Exercise description -
Reproduce all the material exactly, minus any pictures it holds.

Records shown -
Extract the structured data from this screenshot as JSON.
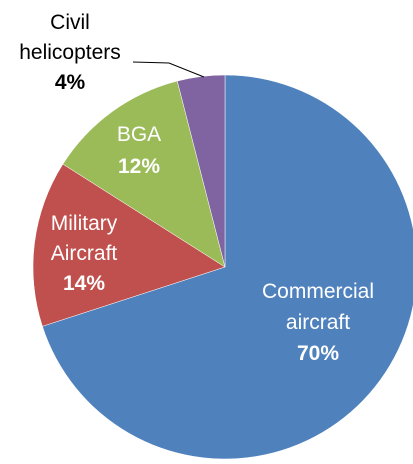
{
  "chart_data": {
    "type": "pie",
    "title": "",
    "slices": [
      {
        "label_lines": [
          "Commercial",
          "aircraft"
        ],
        "value": 70,
        "value_label": "70%",
        "color": "#4f81bd",
        "label_color": "#ffffff"
      },
      {
        "label_lines": [
          "Military",
          "Aircraft"
        ],
        "value": 14,
        "value_label": "14%",
        "color": "#c0504d",
        "label_color": "#ffffff"
      },
      {
        "label_lines": [
          "BGA"
        ],
        "value": 12,
        "value_label": "12%",
        "color": "#9bbb59",
        "label_color": "#ffffff"
      },
      {
        "label_lines": [
          "Civil",
          "helicopters"
        ],
        "value": 4,
        "value_label": "4%",
        "color": "#8064a2",
        "label_color": "#000000"
      }
    ],
    "start_angle_deg": 0,
    "direction": "clockwise",
    "legend": "none"
  }
}
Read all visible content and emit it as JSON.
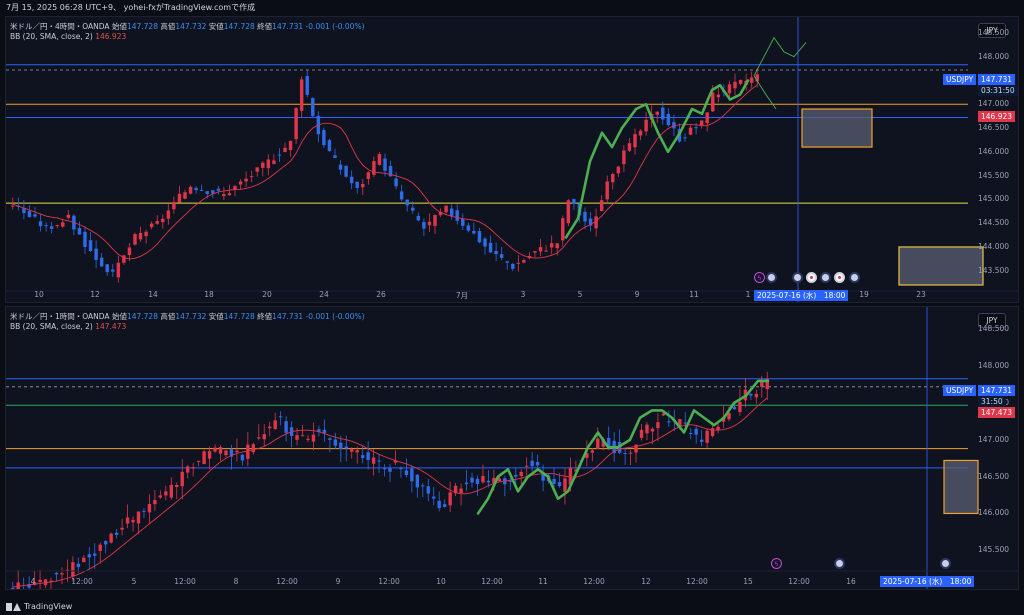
{
  "header": {
    "title_line": "7月 15, 2025 06:28 UTC+9、 yohei-fxがTradingView.comで作成"
  },
  "footer": {
    "brand": "TradingView"
  },
  "colors": {
    "bull": "#e0364a",
    "bear": "#2e6be6",
    "bb": "#e0364a",
    "wave": "#4caf50",
    "orange": "#f0a030",
    "yellow": "#e8e040",
    "blue_line": "#2962ff",
    "box": "#5a6072"
  },
  "panes": [
    {
      "id": "top",
      "legend": {
        "symbol": "米ドル／円・4時間・OANDA",
        "open_label": "始値",
        "open": "147.728",
        "high_label": "高値",
        "high": "147.732",
        "low_label": "安値",
        "low": "147.728",
        "close_label": "終値",
        "close": "147.731",
        "change": "-0.001 (-0.00%)",
        "bb_label": "BB (20, SMA, close, 2)",
        "bb_value": "146.923"
      },
      "currency": "JPY",
      "price_ticks": [
        "148.500",
        "148.000",
        "147.500",
        "147.000",
        "146.500",
        "146.000",
        "145.500",
        "145.000",
        "144.500",
        "144.000",
        "143.500"
      ],
      "price_min": 143.2,
      "price_max": 148.75,
      "symbol_tag": "USDJPY",
      "last_price": "147.731",
      "countdown": "03:31:50",
      "bb_tag": "146.923",
      "date_ticks": [
        "10",
        "12",
        "14",
        "18",
        "20",
        "24",
        "26",
        "7月",
        "3",
        "5",
        "9",
        "11",
        "1",
        "19",
        "23"
      ],
      "crosshair_date": "2025-07-16 (水)　18:00",
      "hlines": [
        {
          "price": 147.83,
          "color": "blue"
        },
        {
          "price": 147.72,
          "color": "dash"
        },
        {
          "price": 147.0,
          "color": "orange"
        },
        {
          "price": 146.72,
          "color": "blue"
        },
        {
          "price": 144.92,
          "color": "yellow"
        }
      ],
      "events": [
        "storm",
        "us",
        "us",
        "jp",
        "us",
        "jp",
        "us"
      ]
    },
    {
      "id": "bottom",
      "legend": {
        "symbol": "米ドル／円・1時間・OANDA",
        "open_label": "始値",
        "open": "147.728",
        "high_label": "高値",
        "high": "147.732",
        "low_label": "安値",
        "low": "147.728",
        "close_label": "終値",
        "close": "147.731",
        "change": "-0.001 (-0.00%)",
        "bb_label": "BB (20, SMA, close, 2)",
        "bb_value": "147.473"
      },
      "currency": "JPY",
      "price_ticks": [
        "148.500",
        "148.000",
        "147.500",
        "147.000",
        "146.500",
        "146.000",
        "145.500"
      ],
      "price_min": 145.3,
      "price_max": 148.75,
      "symbol_tag": "USDJPY",
      "last_price": "147.731",
      "countdown": "31:50",
      "bb_tag": "147.473",
      "date_ticks": [
        "4",
        "12:00",
        "5",
        "12:00",
        "8",
        "12:00",
        "9",
        "12:00",
        "10",
        "12:00",
        "11",
        "12:00",
        "12",
        "12:00",
        "15",
        "12:00",
        "16"
      ],
      "crosshair_date": "2025-07-16 (水)　18:00",
      "hlines": [
        {
          "price": 147.83,
          "color": "blue"
        },
        {
          "price": 147.72,
          "color": "dash"
        },
        {
          "price": 147.47,
          "color": "green"
        },
        {
          "price": 146.88,
          "color": "orange"
        },
        {
          "price": 146.62,
          "color": "blue"
        }
      ],
      "events": [
        "storm",
        "us",
        "us"
      ]
    }
  ]
}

Exercise output -
Extract the structured data from this screenshot as JSON.
{
  "chart_data": {
    "type": "pie",
    "title": "",
    "slices": [
      {
        "label_lines": [
          "Commercial",
          "aircraft"
        ],
        "value": 70,
        "value_label": "70%",
        "color": "#4f81bd",
        "label_color": "#ffffff"
      },
      {
        "label_lines": [
          "Military",
          "Aircraft"
        ],
        "value": 14,
        "value_label": "14%",
        "color": "#c0504d",
        "label_color": "#ffffff"
      },
      {
        "label_lines": [
          "BGA"
        ],
        "value": 12,
        "value_label": "12%",
        "color": "#9bbb59",
        "label_color": "#ffffff"
      },
      {
        "label_lines": [
          "Civil",
          "helicopters"
        ],
        "value": 4,
        "value_label": "4%",
        "color": "#8064a2",
        "label_color": "#000000"
      }
    ],
    "start_angle_deg": 0,
    "direction": "clockwise",
    "legend": "none"
  }
}
Read all visible content and emit it as JSON.
{
  "header": {
    "title_line": "7月 15, 2025 06:28 UTC+9、 yohei-fxがTradingView.comで作成"
  },
  "footer": {
    "brand": "TradingView"
  },
  "colors": {
    "bull": "#e0364a",
    "bear": "#2e6be6",
    "bb": "#e0364a",
    "wave": "#4caf50",
    "orange": "#f0a030",
    "yellow": "#e8e040",
    "blue_line": "#2962ff",
    "box": "#5a6072"
  },
  "panes": [
    {
      "id": "top",
      "legend": {
        "symbol": "米ドル／円・4時間・OANDA",
        "open_label": "始値",
        "open": "147.728",
        "high_label": "高値",
        "high": "147.732",
        "low_label": "安値",
        "low": "147.728",
        "close_label": "終値",
        "close": "147.731",
        "change": "-0.001 (-0.00%)",
        "bb_label": "BB (20, SMA, close, 2)",
        "bb_value": "146.923"
      },
      "currency": "JPY",
      "price_ticks": [
        "148.500",
        "148.000",
        "147.500",
        "147.000",
        "146.500",
        "146.000",
        "145.500",
        "145.000",
        "144.500",
        "144.000",
        "143.500"
      ],
      "price_min": 143.2,
      "price_max": 148.75,
      "symbol_tag": "USDJPY",
      "last_price": "147.731",
      "countdown": "03:31:50",
      "bb_tag": "146.923",
      "date_ticks": [
        "10",
        "12",
        "14",
        "18",
        "20",
        "24",
        "26",
        "7月",
        "3",
        "5",
        "9",
        "11",
        "1",
        "19",
        "23"
      ],
      "crosshair_date": "2025-07-16 (水)　18:00",
      "hlines": [
        {
          "price": 147.83,
          "color": "blue"
        },
        {
          "price": 147.72,
          "color": "dash"
        },
        {
          "price": 147.0,
          "color": "orange"
        },
        {
          "price": 146.72,
          "color": "blue"
        },
        {
          "price": 144.92,
          "color": "yellow"
        }
      ],
      "events": [
        "storm",
        "us",
        "us",
        "jp",
        "us",
        "jp",
        "us"
      ]
    },
    {
      "id": "bottom",
      "legend": {
        "symbol": "米ドル／円・1時間・OANDA",
        "open_label": "始値",
        "open": "147.728",
        "high_label": "高値",
        "high": "147.732",
        "low_label": "安値",
        "low": "147.728",
        "close_label": "終値",
        "close": "147.731",
        "change": "-0.001 (-0.00%)",
        "bb_label": "BB (20, SMA, close, 2)",
        "bb_value": "147.473"
      },
      "currency": "JPY",
      "price_ticks": [
        "148.500",
        "148.000",
        "147.500",
        "147.000",
        "146.500",
        "146.000",
        "145.500"
      ],
      "price_min": 145.3,
      "price_max": 148.75,
      "symbol_tag": "USDJPY",
      "last_price": "147.731",
      "countdown": "31:50",
      "bb_tag": "147.473",
      "date_ticks": [
        "4",
        "12:00",
        "5",
        "12:00",
        "8",
        "12:00",
        "9",
        "12:00",
        "10",
        "12:00",
        "11",
        "12:00",
        "12",
        "12:00",
        "15",
        "12:00",
        "16"
      ],
      "crosshair_date": "2025-07-16 (水)　18:00",
      "hlines": [
        {
          "price": 147.83,
          "color": "blue"
        },
        {
          "price": 147.72,
          "color": "dash"
        },
        {
          "price": 147.47,
          "color": "green"
        },
        {
          "price": 146.88,
          "color": "orange"
        },
        {
          "price": 146.62,
          "color": "blue"
        }
      ],
      "events": [
        "storm",
        "us",
        "us"
      ]
    }
  ]
}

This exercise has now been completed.